-- START OF Data supplied --

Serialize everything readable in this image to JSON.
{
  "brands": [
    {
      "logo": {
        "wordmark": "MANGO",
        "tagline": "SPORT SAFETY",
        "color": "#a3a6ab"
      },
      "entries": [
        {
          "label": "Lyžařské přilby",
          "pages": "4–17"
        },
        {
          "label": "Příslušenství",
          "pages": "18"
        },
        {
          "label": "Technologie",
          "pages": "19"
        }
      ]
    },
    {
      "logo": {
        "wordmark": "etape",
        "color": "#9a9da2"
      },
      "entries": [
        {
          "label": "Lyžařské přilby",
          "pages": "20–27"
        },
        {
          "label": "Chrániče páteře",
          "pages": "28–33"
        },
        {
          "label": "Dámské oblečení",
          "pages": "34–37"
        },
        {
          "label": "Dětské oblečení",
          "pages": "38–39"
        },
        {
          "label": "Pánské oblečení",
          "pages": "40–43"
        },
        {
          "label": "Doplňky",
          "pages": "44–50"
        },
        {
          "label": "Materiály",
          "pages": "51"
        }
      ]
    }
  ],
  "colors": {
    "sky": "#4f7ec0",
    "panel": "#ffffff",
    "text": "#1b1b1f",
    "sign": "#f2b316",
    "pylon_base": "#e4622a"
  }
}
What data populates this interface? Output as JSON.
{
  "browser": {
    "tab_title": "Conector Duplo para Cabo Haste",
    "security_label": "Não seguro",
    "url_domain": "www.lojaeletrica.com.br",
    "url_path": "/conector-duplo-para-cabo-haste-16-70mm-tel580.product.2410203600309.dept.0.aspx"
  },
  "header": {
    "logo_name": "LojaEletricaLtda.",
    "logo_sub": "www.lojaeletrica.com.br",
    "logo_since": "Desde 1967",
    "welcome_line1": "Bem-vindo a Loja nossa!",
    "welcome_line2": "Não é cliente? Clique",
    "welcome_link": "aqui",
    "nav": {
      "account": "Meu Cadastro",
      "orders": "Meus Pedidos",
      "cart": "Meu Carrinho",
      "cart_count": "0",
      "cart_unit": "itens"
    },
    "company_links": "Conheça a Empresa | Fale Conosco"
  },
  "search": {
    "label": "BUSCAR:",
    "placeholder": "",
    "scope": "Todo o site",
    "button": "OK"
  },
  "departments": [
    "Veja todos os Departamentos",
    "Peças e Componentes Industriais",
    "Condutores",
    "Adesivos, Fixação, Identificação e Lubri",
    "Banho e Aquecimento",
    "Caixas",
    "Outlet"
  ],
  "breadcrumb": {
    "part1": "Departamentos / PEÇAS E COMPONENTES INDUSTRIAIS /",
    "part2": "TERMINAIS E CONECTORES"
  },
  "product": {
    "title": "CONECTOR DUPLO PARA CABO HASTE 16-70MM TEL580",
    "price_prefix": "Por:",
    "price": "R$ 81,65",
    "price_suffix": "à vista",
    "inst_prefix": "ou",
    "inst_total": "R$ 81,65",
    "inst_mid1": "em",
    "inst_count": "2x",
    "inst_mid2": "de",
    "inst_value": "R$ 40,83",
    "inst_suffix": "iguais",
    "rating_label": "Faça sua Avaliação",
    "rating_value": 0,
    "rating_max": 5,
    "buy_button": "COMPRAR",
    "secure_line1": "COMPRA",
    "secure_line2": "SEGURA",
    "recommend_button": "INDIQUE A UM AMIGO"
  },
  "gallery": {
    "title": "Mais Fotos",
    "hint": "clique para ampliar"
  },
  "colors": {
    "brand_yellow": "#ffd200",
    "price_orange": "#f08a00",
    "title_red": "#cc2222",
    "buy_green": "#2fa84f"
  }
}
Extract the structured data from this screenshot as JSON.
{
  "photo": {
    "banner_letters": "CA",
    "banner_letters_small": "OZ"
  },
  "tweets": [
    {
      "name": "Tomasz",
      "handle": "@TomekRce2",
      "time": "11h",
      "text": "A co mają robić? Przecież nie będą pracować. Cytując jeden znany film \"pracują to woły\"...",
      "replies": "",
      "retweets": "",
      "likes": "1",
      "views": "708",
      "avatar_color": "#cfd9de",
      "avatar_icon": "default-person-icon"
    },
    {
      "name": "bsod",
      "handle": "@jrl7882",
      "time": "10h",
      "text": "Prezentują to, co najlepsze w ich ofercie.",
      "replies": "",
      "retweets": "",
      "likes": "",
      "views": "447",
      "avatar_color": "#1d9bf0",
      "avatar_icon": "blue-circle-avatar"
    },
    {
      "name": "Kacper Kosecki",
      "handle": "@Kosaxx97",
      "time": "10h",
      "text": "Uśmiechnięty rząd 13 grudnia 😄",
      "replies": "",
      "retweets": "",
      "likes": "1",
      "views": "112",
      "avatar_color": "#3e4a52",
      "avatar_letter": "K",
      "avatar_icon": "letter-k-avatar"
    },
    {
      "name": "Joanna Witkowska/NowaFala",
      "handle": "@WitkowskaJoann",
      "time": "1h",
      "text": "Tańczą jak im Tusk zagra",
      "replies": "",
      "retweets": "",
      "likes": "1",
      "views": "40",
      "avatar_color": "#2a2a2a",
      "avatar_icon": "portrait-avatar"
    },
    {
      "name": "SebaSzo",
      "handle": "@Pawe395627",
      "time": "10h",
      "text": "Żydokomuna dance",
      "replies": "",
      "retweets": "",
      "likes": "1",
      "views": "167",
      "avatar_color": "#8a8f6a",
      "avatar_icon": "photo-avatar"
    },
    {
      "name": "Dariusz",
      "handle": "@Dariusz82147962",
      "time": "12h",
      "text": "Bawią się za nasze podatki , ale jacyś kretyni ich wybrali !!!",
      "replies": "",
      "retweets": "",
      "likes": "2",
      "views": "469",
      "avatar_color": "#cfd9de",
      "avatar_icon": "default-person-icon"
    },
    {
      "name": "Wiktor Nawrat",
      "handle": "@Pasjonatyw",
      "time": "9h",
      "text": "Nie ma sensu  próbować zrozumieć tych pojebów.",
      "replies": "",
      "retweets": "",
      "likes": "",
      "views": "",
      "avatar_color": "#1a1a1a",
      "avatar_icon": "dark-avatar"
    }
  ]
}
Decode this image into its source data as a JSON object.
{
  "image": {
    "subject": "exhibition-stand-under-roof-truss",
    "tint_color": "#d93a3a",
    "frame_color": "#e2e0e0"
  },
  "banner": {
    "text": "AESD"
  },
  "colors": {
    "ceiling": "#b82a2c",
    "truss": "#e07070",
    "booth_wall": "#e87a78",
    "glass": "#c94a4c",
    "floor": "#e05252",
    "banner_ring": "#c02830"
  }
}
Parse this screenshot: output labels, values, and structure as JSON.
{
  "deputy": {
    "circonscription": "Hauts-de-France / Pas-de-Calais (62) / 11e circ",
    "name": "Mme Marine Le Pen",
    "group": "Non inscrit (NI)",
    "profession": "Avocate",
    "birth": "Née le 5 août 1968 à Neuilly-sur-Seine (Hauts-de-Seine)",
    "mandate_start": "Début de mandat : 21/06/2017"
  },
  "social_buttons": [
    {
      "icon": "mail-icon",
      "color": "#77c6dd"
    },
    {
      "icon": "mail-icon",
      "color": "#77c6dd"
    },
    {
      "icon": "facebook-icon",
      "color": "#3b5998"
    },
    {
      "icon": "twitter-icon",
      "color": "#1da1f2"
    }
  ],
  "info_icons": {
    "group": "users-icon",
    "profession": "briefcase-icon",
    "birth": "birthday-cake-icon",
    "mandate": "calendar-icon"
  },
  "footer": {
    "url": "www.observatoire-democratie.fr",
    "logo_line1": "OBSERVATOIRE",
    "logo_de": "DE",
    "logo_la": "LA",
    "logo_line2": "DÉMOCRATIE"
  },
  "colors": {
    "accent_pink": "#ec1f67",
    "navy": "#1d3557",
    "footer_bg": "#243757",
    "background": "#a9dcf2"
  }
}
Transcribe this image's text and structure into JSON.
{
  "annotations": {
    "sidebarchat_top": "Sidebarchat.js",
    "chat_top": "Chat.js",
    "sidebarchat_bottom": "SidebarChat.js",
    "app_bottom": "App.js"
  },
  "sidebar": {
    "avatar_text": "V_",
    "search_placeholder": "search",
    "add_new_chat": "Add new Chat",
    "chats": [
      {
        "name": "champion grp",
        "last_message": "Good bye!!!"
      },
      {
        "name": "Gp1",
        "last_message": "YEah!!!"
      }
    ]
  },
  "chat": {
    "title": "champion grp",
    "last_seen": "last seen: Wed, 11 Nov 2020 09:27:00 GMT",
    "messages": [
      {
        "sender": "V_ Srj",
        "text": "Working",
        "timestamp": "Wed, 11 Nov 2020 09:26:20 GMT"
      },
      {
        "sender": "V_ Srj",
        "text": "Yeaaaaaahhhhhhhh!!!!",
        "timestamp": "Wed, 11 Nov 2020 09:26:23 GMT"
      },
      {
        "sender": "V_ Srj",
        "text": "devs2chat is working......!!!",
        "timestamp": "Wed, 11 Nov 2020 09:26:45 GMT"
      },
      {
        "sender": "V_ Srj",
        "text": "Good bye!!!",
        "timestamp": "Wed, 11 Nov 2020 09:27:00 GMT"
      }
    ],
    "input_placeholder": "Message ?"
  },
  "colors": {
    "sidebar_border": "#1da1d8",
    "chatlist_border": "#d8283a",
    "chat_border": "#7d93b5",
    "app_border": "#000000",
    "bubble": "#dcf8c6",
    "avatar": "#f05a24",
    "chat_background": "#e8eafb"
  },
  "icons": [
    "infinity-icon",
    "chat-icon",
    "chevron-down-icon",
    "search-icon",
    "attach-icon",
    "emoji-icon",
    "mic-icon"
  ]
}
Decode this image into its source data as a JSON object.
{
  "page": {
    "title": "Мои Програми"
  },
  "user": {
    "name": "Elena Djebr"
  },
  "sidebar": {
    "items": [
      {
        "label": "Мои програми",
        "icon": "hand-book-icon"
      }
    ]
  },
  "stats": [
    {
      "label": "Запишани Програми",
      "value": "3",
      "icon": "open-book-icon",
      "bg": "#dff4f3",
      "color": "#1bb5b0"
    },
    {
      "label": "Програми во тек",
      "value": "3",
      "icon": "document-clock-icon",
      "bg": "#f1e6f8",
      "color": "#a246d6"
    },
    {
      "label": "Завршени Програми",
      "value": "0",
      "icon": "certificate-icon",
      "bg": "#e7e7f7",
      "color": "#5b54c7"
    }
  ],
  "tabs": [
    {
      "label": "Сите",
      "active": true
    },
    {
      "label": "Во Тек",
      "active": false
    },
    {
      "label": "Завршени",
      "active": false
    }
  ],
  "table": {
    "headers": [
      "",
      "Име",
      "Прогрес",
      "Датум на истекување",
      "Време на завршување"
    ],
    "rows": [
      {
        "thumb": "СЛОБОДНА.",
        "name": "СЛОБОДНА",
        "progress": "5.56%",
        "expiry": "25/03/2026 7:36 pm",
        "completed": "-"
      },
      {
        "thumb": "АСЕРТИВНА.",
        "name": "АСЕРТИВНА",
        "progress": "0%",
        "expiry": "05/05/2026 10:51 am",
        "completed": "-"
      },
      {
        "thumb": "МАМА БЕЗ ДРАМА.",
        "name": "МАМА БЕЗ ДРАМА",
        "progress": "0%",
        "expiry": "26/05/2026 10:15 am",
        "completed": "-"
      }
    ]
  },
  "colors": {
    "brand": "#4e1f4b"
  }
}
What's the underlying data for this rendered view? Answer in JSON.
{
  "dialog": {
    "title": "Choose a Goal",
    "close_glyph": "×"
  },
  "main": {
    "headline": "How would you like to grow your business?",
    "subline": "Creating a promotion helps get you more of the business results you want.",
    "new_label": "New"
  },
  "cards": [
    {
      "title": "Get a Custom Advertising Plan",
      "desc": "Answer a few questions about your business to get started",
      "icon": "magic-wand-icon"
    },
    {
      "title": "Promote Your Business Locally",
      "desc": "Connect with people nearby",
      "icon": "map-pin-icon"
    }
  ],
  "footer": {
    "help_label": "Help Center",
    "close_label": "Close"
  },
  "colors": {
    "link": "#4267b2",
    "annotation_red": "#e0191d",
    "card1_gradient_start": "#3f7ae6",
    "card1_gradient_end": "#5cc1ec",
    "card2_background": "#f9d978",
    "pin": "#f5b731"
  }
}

-- END OF Data supplied --

== Instructions for the task ==
Pull out every line of the records that includes the string "МАМА".

== Full output ==
        "thumb": "МАМА БЕЗ ДРАМА.",
        "name": "МАМА БЕЗ ДРАМА",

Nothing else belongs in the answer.